§ SHORT EXERCISE
Reproduce the listing below without any change.

§ GIVEN ENTRIES
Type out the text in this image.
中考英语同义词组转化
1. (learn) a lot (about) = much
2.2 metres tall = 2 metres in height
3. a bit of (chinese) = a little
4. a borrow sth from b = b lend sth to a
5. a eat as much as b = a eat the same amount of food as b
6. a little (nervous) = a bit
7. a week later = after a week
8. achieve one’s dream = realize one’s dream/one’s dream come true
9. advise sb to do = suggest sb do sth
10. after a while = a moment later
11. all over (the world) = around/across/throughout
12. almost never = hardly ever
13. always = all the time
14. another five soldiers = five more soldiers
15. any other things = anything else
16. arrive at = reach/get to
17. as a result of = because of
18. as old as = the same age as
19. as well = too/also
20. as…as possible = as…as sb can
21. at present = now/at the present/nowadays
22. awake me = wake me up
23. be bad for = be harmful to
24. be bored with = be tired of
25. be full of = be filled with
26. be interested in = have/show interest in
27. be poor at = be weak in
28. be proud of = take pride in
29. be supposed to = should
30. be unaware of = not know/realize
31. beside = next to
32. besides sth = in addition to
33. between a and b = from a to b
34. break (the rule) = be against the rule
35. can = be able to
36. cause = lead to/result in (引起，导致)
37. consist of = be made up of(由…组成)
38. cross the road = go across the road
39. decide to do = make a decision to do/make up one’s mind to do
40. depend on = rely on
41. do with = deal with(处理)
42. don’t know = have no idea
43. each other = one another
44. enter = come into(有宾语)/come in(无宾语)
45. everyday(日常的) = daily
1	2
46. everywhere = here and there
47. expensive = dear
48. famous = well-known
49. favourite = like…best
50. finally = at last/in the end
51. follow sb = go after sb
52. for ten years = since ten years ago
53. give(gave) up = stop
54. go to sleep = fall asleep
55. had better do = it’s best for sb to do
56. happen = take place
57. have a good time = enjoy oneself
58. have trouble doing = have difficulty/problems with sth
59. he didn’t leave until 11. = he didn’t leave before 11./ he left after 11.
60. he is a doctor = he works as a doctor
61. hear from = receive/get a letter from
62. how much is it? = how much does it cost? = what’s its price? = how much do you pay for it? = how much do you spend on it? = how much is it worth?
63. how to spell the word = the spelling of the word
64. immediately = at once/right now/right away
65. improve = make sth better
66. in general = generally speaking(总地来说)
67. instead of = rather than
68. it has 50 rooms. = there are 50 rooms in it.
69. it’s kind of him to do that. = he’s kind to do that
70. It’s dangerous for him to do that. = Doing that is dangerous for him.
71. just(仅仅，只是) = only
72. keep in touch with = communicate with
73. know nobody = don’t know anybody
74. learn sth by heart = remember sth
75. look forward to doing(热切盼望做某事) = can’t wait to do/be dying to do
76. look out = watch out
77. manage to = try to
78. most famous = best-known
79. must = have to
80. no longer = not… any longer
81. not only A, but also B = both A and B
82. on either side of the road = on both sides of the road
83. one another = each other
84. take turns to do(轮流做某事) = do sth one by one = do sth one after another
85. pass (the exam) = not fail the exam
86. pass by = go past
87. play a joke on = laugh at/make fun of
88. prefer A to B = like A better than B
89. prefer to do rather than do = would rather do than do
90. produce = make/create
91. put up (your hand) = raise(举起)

§ SOLUTION
Type out the text in this image.
中考英语同义词组转化
1. (learn) a lot (about) = much
2.2 metres tall = 2 metres in height
3. a bit of (chinese) = a little
4. a borrow sth from b = b lend sth to a
5. a eat as much as b = a eat the same amount of food as b
6. a little (nervous) = a bit
7. a week later = after a week
8. achieve one’s dream = realize one’s dream/one’s dream come true
9. advise sb to do = suggest sb do sth
10. after a while = a moment later
11. all over (the world) = around/across/throughout
12. almost never = hardly ever
13. always = all the time
14. another five soldiers = five more soldiers
15. any other things = anything else
16. arrive at = reach/get to
17. as a result of = because of
18. as old as = the same age as
19. as well = too/also
20. as…as possible = as…as sb can
21. at present = now/at the present/nowadays
22. awake me = wake me up
23. be bad for = be harmful to
24. be bored with = be tired of
25. be full of = be filled with
26. be interested in = have/show interest in
27. be poor at = be weak in
28. be proud of = take pride in
29. be supposed to = should
30. be unaware of = not know/realize
31. beside = next to
32. besides sth = in addition to
33. between a and b = from a to b
34. break (the rule) = be against the rule
35. can = be able to
36. cause = lead to/result in (引起，导致)
37. consist of = be made up of(由…组成)
38. cross the road = go across the road
39. decide to do = make a decision to do/make up one’s mind to do
40. depend on = rely on
41. do with = deal with(处理)
42. don’t know = have no idea
43. each other = one another
44. enter = come into(有宾语)/come in(无宾语)
45. everyday(日常的) = daily
1	2
46. everywhere = here and there
47. expensive = dear
48. famous = well-known
49. favourite = like…best
50. finally = at last/in the end
51. follow sb = go after sb
52. for ten years = since ten years ago
53. give(gave) up = stop
54. go to sleep = fall asleep
55. had better do = it’s best for sb to do
56. happen = take place
57. have a good time = enjoy oneself
58. have trouble doing = have difficulty/problems with sth
59. he didn’t leave until 11. = he didn’t leave before 11./ he left after 11.
60. he is a doctor = he works as a doctor
61. hear from = receive/get a letter from
62. how much is it? = how much does it cost? = what’s its price? = how much do you pay for it? = how much do you spend on it? = how much is it worth?
63. how to spell the word = the spelling of the word
64. immediately = at once/right now/right away
65. improve = make sth better
66. in general = generally speaking(总地来说)
67. instead of = rather than
68. it has 50 rooms. = there are 50 rooms in it.
69. it’s kind of him to do that. = he’s kind to do that
70. It’s dangerous for him to do that. = Doing that is dangerous for him.
71. just(仅仅，只是) = only
72. keep in touch with = communicate with
73. know nobody = don’t know anybody
74. learn sth by heart = remember sth
75. look forward to doing(热切盼望做某事) = can’t wait to do/be dying to do
76. look out = watch out
77. manage to = try to
78. most famous = best-known
79. must = have to
80. no longer = not… any longer
81. not only A, but also B = both A and B
82. on either side of the road = on both sides of the road
83. one another = each other
84. take turns to do(轮流做某事) = do sth one by one = do sth one after another
85. pass (the exam) = not fail the exam
86. pass by = go past
87. play a joke on = laugh at/make fun of
88. prefer A to B = like A better than B
89. prefer to do rather than do = would rather do than do
90. produce = make/create
91. put up (your hand) = raise(举起)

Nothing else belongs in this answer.